**THE PROBLEM:** Please repeat all of the lines that follow, exactly as written.

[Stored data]
>>>>
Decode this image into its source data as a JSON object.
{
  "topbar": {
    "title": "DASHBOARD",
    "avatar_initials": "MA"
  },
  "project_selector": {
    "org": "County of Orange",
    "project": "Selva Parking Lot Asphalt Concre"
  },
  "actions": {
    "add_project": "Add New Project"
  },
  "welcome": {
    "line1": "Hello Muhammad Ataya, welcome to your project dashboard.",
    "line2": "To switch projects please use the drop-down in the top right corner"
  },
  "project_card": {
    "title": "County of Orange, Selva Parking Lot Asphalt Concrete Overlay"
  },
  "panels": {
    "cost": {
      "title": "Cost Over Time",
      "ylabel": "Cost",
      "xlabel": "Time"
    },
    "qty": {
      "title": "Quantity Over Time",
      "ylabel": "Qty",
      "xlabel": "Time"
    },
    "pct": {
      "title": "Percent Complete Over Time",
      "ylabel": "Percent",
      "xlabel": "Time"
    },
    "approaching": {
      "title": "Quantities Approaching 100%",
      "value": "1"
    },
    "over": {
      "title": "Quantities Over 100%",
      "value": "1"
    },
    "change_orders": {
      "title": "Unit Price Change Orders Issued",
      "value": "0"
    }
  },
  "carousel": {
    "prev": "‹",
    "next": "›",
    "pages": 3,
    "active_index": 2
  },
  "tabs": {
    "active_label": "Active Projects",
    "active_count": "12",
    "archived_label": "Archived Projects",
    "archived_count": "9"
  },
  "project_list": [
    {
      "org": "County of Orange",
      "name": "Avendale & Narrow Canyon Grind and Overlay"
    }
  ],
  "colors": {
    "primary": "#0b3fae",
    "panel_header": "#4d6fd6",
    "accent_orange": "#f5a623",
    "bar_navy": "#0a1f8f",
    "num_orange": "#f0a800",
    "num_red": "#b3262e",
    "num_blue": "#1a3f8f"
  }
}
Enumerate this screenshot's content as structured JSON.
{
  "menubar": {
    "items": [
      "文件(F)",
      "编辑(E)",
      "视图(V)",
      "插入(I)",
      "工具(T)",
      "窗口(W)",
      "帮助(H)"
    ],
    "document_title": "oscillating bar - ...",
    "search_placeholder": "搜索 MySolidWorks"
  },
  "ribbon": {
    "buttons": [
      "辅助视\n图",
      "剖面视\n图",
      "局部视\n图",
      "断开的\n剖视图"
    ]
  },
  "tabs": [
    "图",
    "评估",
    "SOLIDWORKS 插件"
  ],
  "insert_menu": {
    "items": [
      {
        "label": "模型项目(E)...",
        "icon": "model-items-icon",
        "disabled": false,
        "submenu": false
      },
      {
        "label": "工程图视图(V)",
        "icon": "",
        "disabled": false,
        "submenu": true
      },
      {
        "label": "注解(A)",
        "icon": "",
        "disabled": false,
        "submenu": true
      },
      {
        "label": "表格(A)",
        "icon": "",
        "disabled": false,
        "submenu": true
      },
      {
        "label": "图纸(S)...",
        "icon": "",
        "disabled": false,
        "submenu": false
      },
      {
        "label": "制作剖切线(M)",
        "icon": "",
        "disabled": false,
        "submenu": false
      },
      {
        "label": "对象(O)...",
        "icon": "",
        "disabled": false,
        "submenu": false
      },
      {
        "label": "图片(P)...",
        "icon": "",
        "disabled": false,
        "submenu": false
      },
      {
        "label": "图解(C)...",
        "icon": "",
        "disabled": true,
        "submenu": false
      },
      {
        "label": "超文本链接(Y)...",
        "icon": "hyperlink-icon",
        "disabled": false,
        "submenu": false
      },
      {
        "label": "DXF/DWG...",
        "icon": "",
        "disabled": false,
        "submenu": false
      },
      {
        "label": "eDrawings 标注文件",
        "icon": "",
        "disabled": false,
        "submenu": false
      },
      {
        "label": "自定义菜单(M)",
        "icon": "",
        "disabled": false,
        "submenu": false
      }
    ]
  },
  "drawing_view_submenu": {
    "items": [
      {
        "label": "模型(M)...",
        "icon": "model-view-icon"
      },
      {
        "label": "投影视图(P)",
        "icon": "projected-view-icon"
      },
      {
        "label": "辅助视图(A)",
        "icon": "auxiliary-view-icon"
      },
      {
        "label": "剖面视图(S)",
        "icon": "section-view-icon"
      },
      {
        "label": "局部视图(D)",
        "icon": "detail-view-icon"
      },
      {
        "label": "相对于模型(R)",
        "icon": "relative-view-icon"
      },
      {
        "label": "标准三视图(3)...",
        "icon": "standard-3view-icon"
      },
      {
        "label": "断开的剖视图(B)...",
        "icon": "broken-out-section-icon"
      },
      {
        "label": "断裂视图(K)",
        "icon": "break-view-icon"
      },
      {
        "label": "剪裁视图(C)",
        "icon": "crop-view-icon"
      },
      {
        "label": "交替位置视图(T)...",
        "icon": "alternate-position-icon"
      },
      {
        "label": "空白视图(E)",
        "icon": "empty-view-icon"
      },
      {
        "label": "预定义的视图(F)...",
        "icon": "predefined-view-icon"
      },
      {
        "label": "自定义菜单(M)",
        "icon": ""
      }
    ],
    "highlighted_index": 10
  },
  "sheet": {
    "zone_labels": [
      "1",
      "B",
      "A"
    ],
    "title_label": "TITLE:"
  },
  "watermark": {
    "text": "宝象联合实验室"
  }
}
<<<<
**PROBLEM SOLUTION:**
Decode this image into its source data as a JSON object.
{
  "topbar": {
    "title": "DASHBOARD",
    "avatar_initials": "MA"
  },
  "project_selector": {
    "org": "County of Orange",
    "project": "Selva Parking Lot Asphalt Concre"
  },
  "actions": {
    "add_project": "Add New Project"
  },
  "welcome": {
    "line1": "Hello Muhammad Ataya, welcome to your project dashboard.",
    "line2": "To switch projects please use the drop-down in the top right corner"
  },
  "project_card": {
    "title": "County of Orange, Selva Parking Lot Asphalt Concrete Overlay"
  },
  "panels": {
    "cost": {
      "title": "Cost Over Time",
      "ylabel": "Cost",
      "xlabel": "Time"
    },
    "qty": {
      "title": "Quantity Over Time",
      "ylabel": "Qty",
      "xlabel": "Time"
    },
    "pct": {
      "title": "Percent Complete Over Time",
      "ylabel": "Percent",
      "xlabel": "Time"
    },
    "approaching": {
      "title": "Quantities Approaching 100%",
      "value": "1"
    },
    "over": {
      "title": "Quantities Over 100%",
      "value": "1"
    },
    "change_orders": {
      "title": "Unit Price Change Orders Issued",
      "value": "0"
    }
  },
  "carousel": {
    "prev": "‹",
    "next": "›",
    "pages": 3,
    "active_index": 2
  },
  "tabs": {
    "active_label": "Active Projects",
    "active_count": "12",
    "archived_label": "Archived Projects",
    "archived_count": "9"
  },
  "project_list": [
    {
      "org": "County of Orange",
      "name": "Avendale & Narrow Canyon Grind and Overlay"
    }
  ],
  "colors": {
    "primary": "#0b3fae",
    "panel_header": "#4d6fd6",
    "accent_orange": "#f5a623",
    "bar_navy": "#0a1f8f",
    "num_orange": "#f0a800",
    "num_red": "#b3262e",
    "num_blue": "#1a3f8f"
  }
}
Enumerate this screenshot's content as structured JSON.
{
  "menubar": {
    "items": [
      "文件(F)",
      "编辑(E)",
      "视图(V)",
      "插入(I)",
      "工具(T)",
      "窗口(W)",
      "帮助(H)"
    ],
    "document_title": "oscillating bar - ...",
    "search_placeholder": "搜索 MySolidWorks"
  },
  "ribbon": {
    "buttons": [
      "辅助视\n图",
      "剖面视\n图",
      "局部视\n图",
      "断开的\n剖视图"
    ]
  },
  "tabs": [
    "图",
    "评估",
    "SOLIDWORKS 插件"
  ],
  "insert_menu": {
    "items": [
      {
        "label": "模型项目(E)...",
        "icon": "model-items-icon",
        "disabled": false,
        "submenu": false
      },
      {
        "label": "工程图视图(V)",
        "icon": "",
        "disabled": false,
        "submenu": true
      },
      {
        "label": "注解(A)",
        "icon": "",
        "disabled": false,
        "submenu": true
      },
      {
        "label": "表格(A)",
        "icon": "",
        "disabled": false,
        "submenu": true
      },
      {
        "label": "图纸(S)...",
        "icon": "",
        "disabled": false,
        "submenu": false
      },
      {
        "label": "制作剖切线(M)",
        "icon": "",
        "disabled": false,
        "submenu": false
      },
      {
        "label": "对象(O)...",
        "icon": "",
        "disabled": false,
        "submenu": false
      },
      {
        "label": "图片(P)...",
        "icon": "",
        "disabled": false,
        "submenu": false
      },
      {
        "label": "图解(C)...",
        "icon": "",
        "disabled": true,
        "submenu": false
      },
      {
        "label": "超文本链接(Y)...",
        "icon": "hyperlink-icon",
        "disabled": false,
        "submenu": false
      },
      {
        "label": "DXF/DWG...",
        "icon": "",
        "disabled": false,
        "submenu": false
      },
      {
        "label": "eDrawings 标注文件",
        "icon": "",
        "disabled": false,
        "submenu": false
      },
      {
        "label": "自定义菜单(M)",
        "icon": "",
        "disabled": false,
        "submenu": false
      }
    ]
  },
  "drawing_view_submenu": {
    "items": [
      {
        "label": "模型(M)...",
        "icon": "model-view-icon"
      },
      {
        "label": "投影视图(P)",
        "icon": "projected-view-icon"
      },
      {
        "label": "辅助视图(A)",
        "icon": "auxiliary-view-icon"
      },
      {
        "label": "剖面视图(S)",
        "icon": "section-view-icon"
      },
      {
        "label": "局部视图(D)",
        "icon": "detail-view-icon"
      },
      {
        "label": "相对于模型(R)",
        "icon": "relative-view-icon"
      },
      {
        "label": "标准三视图(3)...",
        "icon": "standard-3view-icon"
      },
      {
        "label": "断开的剖视图(B)...",
        "icon": "broken-out-section-icon"
      },
      {
        "label": "断裂视图(K)",
        "icon": "break-view-icon"
      },
      {
        "label": "剪裁视图(C)",
        "icon": "crop-view-icon"
      },
      {
        "label": "交替位置视图(T)...",
        "icon": "alternate-position-icon"
      },
      {
        "label": "空白视图(E)",
        "icon": "empty-view-icon"
      },
      {
        "label": "预定义的视图(F)...",
        "icon": "predefined-view-icon"
      },
      {
        "label": "自定义菜单(M)",
        "icon": ""
      }
    ],
    "highlighted_index": 10
  },
  "sheet": {
    "zone_labels": [
      "1",
      "B",
      "A"
    ],
    "title_label": "TITLE:"
  },
  "watermark": {
    "text": "宝象联合实验室"
  }
}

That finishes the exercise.